▶ [THE REQUEST]: Will you transcribe the entries that follow, exactly and in full?
— begin ENTRIES SUPPLIED —
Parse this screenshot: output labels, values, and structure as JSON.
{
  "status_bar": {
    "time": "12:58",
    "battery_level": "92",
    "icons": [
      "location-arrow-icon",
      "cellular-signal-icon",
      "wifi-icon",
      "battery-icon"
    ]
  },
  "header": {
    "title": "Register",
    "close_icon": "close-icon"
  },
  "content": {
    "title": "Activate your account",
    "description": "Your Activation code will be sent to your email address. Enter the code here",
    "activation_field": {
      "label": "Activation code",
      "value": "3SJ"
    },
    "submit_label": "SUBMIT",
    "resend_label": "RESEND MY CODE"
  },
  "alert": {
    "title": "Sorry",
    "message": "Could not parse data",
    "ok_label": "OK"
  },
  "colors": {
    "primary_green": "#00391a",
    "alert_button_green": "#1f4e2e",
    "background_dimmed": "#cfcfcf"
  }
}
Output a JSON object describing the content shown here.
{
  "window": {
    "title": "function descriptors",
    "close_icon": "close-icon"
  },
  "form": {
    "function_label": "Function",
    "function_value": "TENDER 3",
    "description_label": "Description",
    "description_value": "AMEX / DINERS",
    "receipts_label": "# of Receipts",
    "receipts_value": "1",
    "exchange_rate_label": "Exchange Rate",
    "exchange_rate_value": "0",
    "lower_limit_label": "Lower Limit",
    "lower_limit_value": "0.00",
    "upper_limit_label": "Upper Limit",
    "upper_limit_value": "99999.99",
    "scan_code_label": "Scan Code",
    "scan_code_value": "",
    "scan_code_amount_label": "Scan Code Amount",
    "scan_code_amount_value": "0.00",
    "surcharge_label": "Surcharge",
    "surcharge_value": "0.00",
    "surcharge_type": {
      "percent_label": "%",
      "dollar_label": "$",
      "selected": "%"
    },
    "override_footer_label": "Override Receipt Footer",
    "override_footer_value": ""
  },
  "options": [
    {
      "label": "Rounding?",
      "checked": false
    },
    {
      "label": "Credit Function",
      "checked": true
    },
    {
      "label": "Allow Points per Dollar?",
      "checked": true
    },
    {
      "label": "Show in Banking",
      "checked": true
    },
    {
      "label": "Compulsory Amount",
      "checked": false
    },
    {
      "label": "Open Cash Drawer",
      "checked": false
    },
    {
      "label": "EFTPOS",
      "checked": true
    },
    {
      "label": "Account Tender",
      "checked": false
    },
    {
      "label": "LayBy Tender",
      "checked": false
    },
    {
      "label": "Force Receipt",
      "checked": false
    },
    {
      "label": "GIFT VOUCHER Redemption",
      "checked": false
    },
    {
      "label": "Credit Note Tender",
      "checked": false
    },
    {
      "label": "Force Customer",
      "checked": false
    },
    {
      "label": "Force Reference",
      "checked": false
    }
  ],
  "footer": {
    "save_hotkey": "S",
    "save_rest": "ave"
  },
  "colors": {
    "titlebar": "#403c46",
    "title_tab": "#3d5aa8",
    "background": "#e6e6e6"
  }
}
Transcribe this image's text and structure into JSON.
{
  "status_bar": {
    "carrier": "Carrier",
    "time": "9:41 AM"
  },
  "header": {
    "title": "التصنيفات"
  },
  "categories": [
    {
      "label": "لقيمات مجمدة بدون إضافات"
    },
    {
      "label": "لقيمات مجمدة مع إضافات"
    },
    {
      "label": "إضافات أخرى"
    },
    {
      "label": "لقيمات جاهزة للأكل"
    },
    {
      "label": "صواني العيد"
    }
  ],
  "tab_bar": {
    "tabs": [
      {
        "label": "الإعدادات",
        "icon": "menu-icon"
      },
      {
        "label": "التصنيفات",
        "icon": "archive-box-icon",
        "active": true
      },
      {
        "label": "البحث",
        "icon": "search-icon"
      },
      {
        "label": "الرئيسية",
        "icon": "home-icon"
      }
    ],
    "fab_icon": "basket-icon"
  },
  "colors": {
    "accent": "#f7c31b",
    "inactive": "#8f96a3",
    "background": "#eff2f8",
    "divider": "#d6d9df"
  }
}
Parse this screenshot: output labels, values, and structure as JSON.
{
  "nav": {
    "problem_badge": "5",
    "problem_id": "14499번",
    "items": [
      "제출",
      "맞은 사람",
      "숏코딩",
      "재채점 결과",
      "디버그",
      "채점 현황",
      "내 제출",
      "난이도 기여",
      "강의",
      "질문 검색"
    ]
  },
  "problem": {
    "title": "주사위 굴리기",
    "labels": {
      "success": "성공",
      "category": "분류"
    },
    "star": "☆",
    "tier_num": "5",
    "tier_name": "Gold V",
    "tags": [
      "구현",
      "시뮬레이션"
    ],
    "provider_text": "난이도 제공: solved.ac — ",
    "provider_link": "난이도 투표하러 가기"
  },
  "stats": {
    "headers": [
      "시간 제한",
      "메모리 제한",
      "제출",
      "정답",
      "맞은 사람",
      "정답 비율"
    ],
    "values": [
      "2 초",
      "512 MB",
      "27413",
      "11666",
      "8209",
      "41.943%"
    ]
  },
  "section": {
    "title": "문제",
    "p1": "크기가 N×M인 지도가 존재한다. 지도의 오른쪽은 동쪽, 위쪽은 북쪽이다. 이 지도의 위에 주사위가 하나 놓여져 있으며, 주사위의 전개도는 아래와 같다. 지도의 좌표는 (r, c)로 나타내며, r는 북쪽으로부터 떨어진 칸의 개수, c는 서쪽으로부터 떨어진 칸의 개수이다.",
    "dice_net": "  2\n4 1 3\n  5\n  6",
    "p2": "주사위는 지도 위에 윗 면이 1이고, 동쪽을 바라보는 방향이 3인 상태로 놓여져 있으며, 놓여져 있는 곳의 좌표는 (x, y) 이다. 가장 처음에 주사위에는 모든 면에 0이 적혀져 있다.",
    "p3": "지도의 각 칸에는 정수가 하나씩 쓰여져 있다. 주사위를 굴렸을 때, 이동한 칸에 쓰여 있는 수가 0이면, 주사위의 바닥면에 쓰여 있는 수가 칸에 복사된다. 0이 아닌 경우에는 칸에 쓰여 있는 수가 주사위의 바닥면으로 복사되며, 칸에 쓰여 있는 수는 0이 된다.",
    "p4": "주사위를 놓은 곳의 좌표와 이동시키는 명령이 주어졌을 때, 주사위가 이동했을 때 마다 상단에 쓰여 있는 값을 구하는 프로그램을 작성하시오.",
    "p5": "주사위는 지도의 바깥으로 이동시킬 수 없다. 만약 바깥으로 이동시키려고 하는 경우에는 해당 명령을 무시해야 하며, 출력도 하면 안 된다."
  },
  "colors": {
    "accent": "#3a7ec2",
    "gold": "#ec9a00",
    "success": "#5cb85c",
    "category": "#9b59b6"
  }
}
— end ENTRIES SUPPLIED —
▶ [WORKED ANSWER]:
Parse this screenshot: output labels, values, and structure as JSON.
{
  "status_bar": {
    "time": "12:58",
    "battery_level": "92",
    "icons": [
      "location-arrow-icon",
      "cellular-signal-icon",
      "wifi-icon",
      "battery-icon"
    ]
  },
  "header": {
    "title": "Register",
    "close_icon": "close-icon"
  },
  "content": {
    "title": "Activate your account",
    "description": "Your Activation code will be sent to your email address. Enter the code here",
    "activation_field": {
      "label": "Activation code",
      "value": "3SJ"
    },
    "submit_label": "SUBMIT",
    "resend_label": "RESEND MY CODE"
  },
  "alert": {
    "title": "Sorry",
    "message": "Could not parse data",
    "ok_label": "OK"
  },
  "colors": {
    "primary_green": "#00391a",
    "alert_button_green": "#1f4e2e",
    "background_dimmed": "#cfcfcf"
  }
}
Output a JSON object describing the content shown here.
{
  "window": {
    "title": "function descriptors",
    "close_icon": "close-icon"
  },
  "form": {
    "function_label": "Function",
    "function_value": "TENDER 3",
    "description_label": "Description",
    "description_value": "AMEX / DINERS",
    "receipts_label": "# of Receipts",
    "receipts_value": "1",
    "exchange_rate_label": "Exchange Rate",
    "exchange_rate_value": "0",
    "lower_limit_label": "Lower Limit",
    "lower_limit_value": "0.00",
    "upper_limit_label": "Upper Limit",
    "upper_limit_value": "99999.99",
    "scan_code_label": "Scan Code",
    "scan_code_value": "",
    "scan_code_amount_label": "Scan Code Amount",
    "scan_code_amount_value": "0.00",
    "surcharge_label": "Surcharge",
    "surcharge_value": "0.00",
    "surcharge_type": {
      "percent_label": "%",
      "dollar_label": "$",
      "selected": "%"
    },
    "override_footer_label": "Override Receipt Footer",
    "override_footer_value": ""
  },
  "options": [
    {
      "label": "Rounding?",
      "checked": false
    },
    {
      "label": "Credit Function",
      "checked": true
    },
    {
      "label": "Allow Points per Dollar?",
      "checked": true
    },
    {
      "label": "Show in Banking",
      "checked": true
    },
    {
      "label": "Compulsory Amount",
      "checked": false
    },
    {
      "label": "Open Cash Drawer",
      "checked": false
    },
    {
      "label": "EFTPOS",
      "checked": true
    },
    {
      "label": "Account Tender",
      "checked": false
    },
    {
      "label": "LayBy Tender",
      "checked": false
    },
    {
      "label": "Force Receipt",
      "checked": false
    },
    {
      "label": "GIFT VOUCHER Redemption",
      "checked": false
    },
    {
      "label": "Credit Note Tender",
      "checked": false
    },
    {
      "label": "Force Customer",
      "checked": false
    },
    {
      "label": "Force Reference",
      "checked": false
    }
  ],
  "footer": {
    "save_hotkey": "S",
    "save_rest": "ave"
  },
  "colors": {
    "titlebar": "#403c46",
    "title_tab": "#3d5aa8",
    "background": "#e6e6e6"
  }
}
Transcribe this image's text and structure into JSON.
{
  "status_bar": {
    "carrier": "Carrier",
    "time": "9:41 AM"
  },
  "header": {
    "title": "التصنيفات"
  },
  "categories": [
    {
      "label": "لقيمات مجمدة بدون إضافات"
    },
    {
      "label": "لقيمات مجمدة مع إضافات"
    },
    {
      "label": "إضافات أخرى"
    },
    {
      "label": "لقيمات جاهزة للأكل"
    },
    {
      "label": "صواني العيد"
    }
  ],
  "tab_bar": {
    "tabs": [
      {
        "label": "الإعدادات",
        "icon": "menu-icon"
      },
      {
        "label": "التصنيفات",
        "icon": "archive-box-icon",
        "active": true
      },
      {
        "label": "البحث",
        "icon": "search-icon"
      },
      {
        "label": "الرئيسية",
        "icon": "home-icon"
      }
    ],
    "fab_icon": "basket-icon"
  },
  "colors": {
    "accent": "#f7c31b",
    "inactive": "#8f96a3",
    "background": "#eff2f8",
    "divider": "#d6d9df"
  }
}
Parse this screenshot: output labels, values, and structure as JSON.
{
  "nav": {
    "problem_badge": "5",
    "problem_id": "14499번",
    "items": [
      "제출",
      "맞은 사람",
      "숏코딩",
      "재채점 결과",
      "디버그",
      "채점 현황",
      "내 제출",
      "난이도 기여",
      "강의",
      "질문 검색"
    ]
  },
  "problem": {
    "title": "주사위 굴리기",
    "labels": {
      "success": "성공",
      "category": "분류"
    },
    "star": "☆",
    "tier_num": "5",
    "tier_name": "Gold V",
    "tags": [
      "구현",
      "시뮬레이션"
    ],
    "provider_text": "난이도 제공: solved.ac — ",
    "provider_link": "난이도 투표하러 가기"
  },
  "stats": {
    "headers": [
      "시간 제한",
      "메모리 제한",
      "제출",
      "정답",
      "맞은 사람",
      "정답 비율"
    ],
    "values": [
      "2 초",
      "512 MB",
      "27413",
      "11666",
      "8209",
      "41.943%"
    ]
  },
  "section": {
    "title": "문제",
    "p1": "크기가 N×M인 지도가 존재한다. 지도의 오른쪽은 동쪽, 위쪽은 북쪽이다. 이 지도의 위에 주사위가 하나 놓여져 있으며, 주사위의 전개도는 아래와 같다. 지도의 좌표는 (r, c)로 나타내며, r는 북쪽으로부터 떨어진 칸의 개수, c는 서쪽으로부터 떨어진 칸의 개수이다.",
    "dice_net": "  2\n4 1 3\n  5\n  6",
    "p2": "주사위는 지도 위에 윗 면이 1이고, 동쪽을 바라보는 방향이 3인 상태로 놓여져 있으며, 놓여져 있는 곳의 좌표는 (x, y) 이다. 가장 처음에 주사위에는 모든 면에 0이 적혀져 있다.",
    "p3": "지도의 각 칸에는 정수가 하나씩 쓰여져 있다. 주사위를 굴렸을 때, 이동한 칸에 쓰여 있는 수가 0이면, 주사위의 바닥면에 쓰여 있는 수가 칸에 복사된다. 0이 아닌 경우에는 칸에 쓰여 있는 수가 주사위의 바닥면으로 복사되며, 칸에 쓰여 있는 수는 0이 된다.",
    "p4": "주사위를 놓은 곳의 좌표와 이동시키는 명령이 주어졌을 때, 주사위가 이동했을 때 마다 상단에 쓰여 있는 값을 구하는 프로그램을 작성하시오.",
    "p5": "주사위는 지도의 바깥으로 이동시킬 수 없다. 만약 바깥으로 이동시키려고 하는 경우에는 해당 명령을 무시해야 하며, 출력도 하면 안 된다."
  },
  "colors": {
    "accent": "#3a7ec2",
    "gold": "#ec9a00",
    "success": "#5cb85c",
    "category": "#9b59b6"
  }
}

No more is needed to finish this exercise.